*Dataset extract:*
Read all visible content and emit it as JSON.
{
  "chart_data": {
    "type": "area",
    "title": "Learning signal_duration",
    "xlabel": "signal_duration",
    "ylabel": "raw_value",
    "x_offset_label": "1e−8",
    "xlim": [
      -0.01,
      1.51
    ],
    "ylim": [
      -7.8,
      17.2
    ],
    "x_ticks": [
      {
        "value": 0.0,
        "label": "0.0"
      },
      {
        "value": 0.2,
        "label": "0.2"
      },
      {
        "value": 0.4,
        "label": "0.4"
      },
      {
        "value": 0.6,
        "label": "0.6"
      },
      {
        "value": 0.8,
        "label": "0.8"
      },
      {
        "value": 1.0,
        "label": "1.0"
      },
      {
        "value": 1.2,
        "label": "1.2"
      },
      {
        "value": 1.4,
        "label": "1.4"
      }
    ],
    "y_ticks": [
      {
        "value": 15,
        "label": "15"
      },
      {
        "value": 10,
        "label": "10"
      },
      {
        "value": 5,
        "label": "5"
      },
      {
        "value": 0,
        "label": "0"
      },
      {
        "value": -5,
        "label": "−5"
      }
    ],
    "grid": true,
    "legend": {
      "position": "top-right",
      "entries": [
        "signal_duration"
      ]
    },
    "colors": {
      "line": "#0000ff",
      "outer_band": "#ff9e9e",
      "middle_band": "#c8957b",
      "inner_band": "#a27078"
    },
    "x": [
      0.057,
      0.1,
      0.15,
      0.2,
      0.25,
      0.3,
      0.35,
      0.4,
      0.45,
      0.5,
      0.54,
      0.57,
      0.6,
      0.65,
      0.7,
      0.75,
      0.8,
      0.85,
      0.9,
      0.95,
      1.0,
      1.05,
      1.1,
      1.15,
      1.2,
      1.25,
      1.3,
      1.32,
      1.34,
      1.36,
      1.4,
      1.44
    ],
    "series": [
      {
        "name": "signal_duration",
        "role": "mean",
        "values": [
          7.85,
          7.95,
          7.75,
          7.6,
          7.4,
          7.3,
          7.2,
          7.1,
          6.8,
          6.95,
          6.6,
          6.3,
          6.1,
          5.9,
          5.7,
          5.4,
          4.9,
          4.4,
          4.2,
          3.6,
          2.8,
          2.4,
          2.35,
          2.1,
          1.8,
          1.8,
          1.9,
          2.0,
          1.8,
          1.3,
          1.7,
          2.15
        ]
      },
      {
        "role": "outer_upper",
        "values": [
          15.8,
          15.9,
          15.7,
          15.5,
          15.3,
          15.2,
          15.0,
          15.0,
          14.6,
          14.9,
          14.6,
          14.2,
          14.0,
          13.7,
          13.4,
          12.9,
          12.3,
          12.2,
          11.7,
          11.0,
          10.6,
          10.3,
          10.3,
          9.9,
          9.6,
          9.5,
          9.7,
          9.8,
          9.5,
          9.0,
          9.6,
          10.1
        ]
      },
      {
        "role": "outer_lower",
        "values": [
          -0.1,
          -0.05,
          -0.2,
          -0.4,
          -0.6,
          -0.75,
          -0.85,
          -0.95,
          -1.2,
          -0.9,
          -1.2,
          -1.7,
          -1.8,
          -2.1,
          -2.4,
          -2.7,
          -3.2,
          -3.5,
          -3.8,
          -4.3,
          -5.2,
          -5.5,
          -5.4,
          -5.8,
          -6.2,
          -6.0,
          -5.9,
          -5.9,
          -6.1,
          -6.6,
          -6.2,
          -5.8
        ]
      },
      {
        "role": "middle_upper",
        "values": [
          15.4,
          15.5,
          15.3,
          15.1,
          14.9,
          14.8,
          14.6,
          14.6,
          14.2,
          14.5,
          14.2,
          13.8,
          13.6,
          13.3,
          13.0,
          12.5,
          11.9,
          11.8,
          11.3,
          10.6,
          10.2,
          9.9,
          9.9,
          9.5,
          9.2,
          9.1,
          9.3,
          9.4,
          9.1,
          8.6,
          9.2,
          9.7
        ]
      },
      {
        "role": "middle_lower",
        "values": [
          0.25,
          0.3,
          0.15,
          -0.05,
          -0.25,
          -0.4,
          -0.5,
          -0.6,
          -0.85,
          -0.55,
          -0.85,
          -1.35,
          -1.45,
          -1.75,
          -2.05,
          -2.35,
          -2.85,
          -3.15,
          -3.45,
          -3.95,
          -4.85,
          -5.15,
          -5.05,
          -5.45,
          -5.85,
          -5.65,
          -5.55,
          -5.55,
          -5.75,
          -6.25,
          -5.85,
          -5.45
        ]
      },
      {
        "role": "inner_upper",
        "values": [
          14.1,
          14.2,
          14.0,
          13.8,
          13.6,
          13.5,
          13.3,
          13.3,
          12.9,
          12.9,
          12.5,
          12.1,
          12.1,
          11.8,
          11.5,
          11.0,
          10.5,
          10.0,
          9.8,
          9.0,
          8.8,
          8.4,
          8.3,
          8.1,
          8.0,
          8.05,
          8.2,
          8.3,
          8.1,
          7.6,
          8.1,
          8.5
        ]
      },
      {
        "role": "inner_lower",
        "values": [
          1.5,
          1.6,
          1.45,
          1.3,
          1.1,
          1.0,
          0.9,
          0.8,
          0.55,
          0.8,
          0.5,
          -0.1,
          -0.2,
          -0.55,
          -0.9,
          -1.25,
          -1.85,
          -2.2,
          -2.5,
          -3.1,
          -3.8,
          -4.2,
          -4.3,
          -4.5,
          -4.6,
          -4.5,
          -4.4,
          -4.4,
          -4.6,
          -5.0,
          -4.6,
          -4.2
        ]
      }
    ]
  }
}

*Goal:* Restate each record word for word.

*In response:*
Read all visible content and emit it as JSON.
{
  "chart_data": {
    "type": "area",
    "title": "Learning signal_duration",
    "xlabel": "signal_duration",
    "ylabel": "raw_value",
    "x_offset_label": "1e−8",
    "xlim": [
      -0.01,
      1.51
    ],
    "ylim": [
      -7.8,
      17.2
    ],
    "x_ticks": [
      {
        "value": 0.0,
        "label": "0.0"
      },
      {
        "value": 0.2,
        "label": "0.2"
      },
      {
        "value": 0.4,
        "label": "0.4"
      },
      {
        "value": 0.6,
        "label": "0.6"
      },
      {
        "value": 0.8,
        "label": "0.8"
      },
      {
        "value": 1.0,
        "label": "1.0"
      },
      {
        "value": 1.2,
        "label": "1.2"
      },
      {
        "value": 1.4,
        "label": "1.4"
      }
    ],
    "y_ticks": [
      {
        "value": 15,
        "label": "15"
      },
      {
        "value": 10,
        "label": "10"
      },
      {
        "value": 5,
        "label": "5"
      },
      {
        "value": 0,
        "label": "0"
      },
      {
        "value": -5,
        "label": "−5"
      }
    ],
    "grid": true,
    "legend": {
      "position": "top-right",
      "entries": [
        "signal_duration"
      ]
    },
    "colors": {
      "line": "#0000ff",
      "outer_band": "#ff9e9e",
      "middle_band": "#c8957b",
      "inner_band": "#a27078"
    },
    "x": [
      0.057,
      0.1,
      0.15,
      0.2,
      0.25,
      0.3,
      0.35,
      0.4,
      0.45,
      0.5,
      0.54,
      0.57,
      0.6,
      0.65,
      0.7,
      0.75,
      0.8,
      0.85,
      0.9,
      0.95,
      1.0,
      1.05,
      1.1,
      1.15,
      1.2,
      1.25,
      1.3,
      1.32,
      1.34,
      1.36,
      1.4,
      1.44
    ],
    "series": [
      {
        "name": "signal_duration",
        "role": "mean",
        "values": [
          7.85,
          7.95,
          7.75,
          7.6,
          7.4,
          7.3,
          7.2,
          7.1,
          6.8,
          6.95,
          6.6,
          6.3,
          6.1,
          5.9,
          5.7,
          5.4,
          4.9,
          4.4,
          4.2,
          3.6,
          2.8,
          2.4,
          2.35,
          2.1,
          1.8,
          1.8,
          1.9,
          2.0,
          1.8,
          1.3,
          1.7,
          2.15
        ]
      },
      {
        "role": "outer_upper",
        "values": [
          15.8,
          15.9,
          15.7,
          15.5,
          15.3,
          15.2,
          15.0,
          15.0,
          14.6,
          14.9,
          14.6,
          14.2,
          14.0,
          13.7,
          13.4,
          12.9,
          12.3,
          12.2,
          11.7,
          11.0,
          10.6,
          10.3,
          10.3,
          9.9,
          9.6,
          9.5,
          9.7,
          9.8,
          9.5,
          9.0,
          9.6,
          10.1
        ]
      },
      {
        "role": "outer_lower",
        "values": [
          -0.1,
          -0.05,
          -0.2,
          -0.4,
          -0.6,
          -0.75,
          -0.85,
          -0.95,
          -1.2,
          -0.9,
          -1.2,
          -1.7,
          -1.8,
          -2.1,
          -2.4,
          -2.7,
          -3.2,
          -3.5,
          -3.8,
          -4.3,
          -5.2,
          -5.5,
          -5.4,
          -5.8,
          -6.2,
          -6.0,
          -5.9,
          -5.9,
          -6.1,
          -6.6,
          -6.2,
          -5.8
        ]
      },
      {
        "role": "middle_upper",
        "values": [
          15.4,
          15.5,
          15.3,
          15.1,
          14.9,
          14.8,
          14.6,
          14.6,
          14.2,
          14.5,
          14.2,
          13.8,
          13.6,
          13.3,
          13.0,
          12.5,
          11.9,
          11.8,
          11.3,
          10.6,
          10.2,
          9.9,
          9.9,
          9.5,
          9.2,
          9.1,
          9.3,
          9.4,
          9.1,
          8.6,
          9.2,
          9.7
        ]
      },
      {
        "role": "middle_lower",
        "values": [
          0.25,
          0.3,
          0.15,
          -0.05,
          -0.25,
          -0.4,
          -0.5,
          -0.6,
          -0.85,
          -0.55,
          -0.85,
          -1.35,
          -1.45,
          -1.75,
          -2.05,
          -2.35,
          -2.85,
          -3.15,
          -3.45,
          -3.95,
          -4.85,
          -5.15,
          -5.05,
          -5.45,
          -5.85,
          -5.65,
          -5.55,
          -5.55,
          -5.75,
          -6.25,
          -5.85,
          -5.45
        ]
      },
      {
        "role": "inner_upper",
        "values": [
          14.1,
          14.2,
          14.0,
          13.8,
          13.6,
          13.5,
          13.3,
          13.3,
          12.9,
          12.9,
          12.5,
          12.1,
          12.1,
          11.8,
          11.5,
          11.0,
          10.5,
          10.0,
          9.8,
          9.0,
          8.8,
          8.4,
          8.3,
          8.1,
          8.0,
          8.05,
          8.2,
          8.3,
          8.1,
          7.6,
          8.1,
          8.5
        ]
      },
      {
        "role": "inner_lower",
        "values": [
          1.5,
          1.6,
          1.45,
          1.3,
          1.1,
          1.0,
          0.9,
          0.8,
          0.55,
          0.8,
          0.5,
          -0.1,
          -0.2,
          -0.55,
          -0.9,
          -1.25,
          -1.85,
          -2.2,
          -2.5,
          -3.1,
          -3.8,
          -4.2,
          -4.3,
          -4.5,
          -4.6,
          -4.5,
          -4.4,
          -4.4,
          -4.6,
          -5.0,
          -4.6,
          -4.2
        ]
      }
    ]
  }
}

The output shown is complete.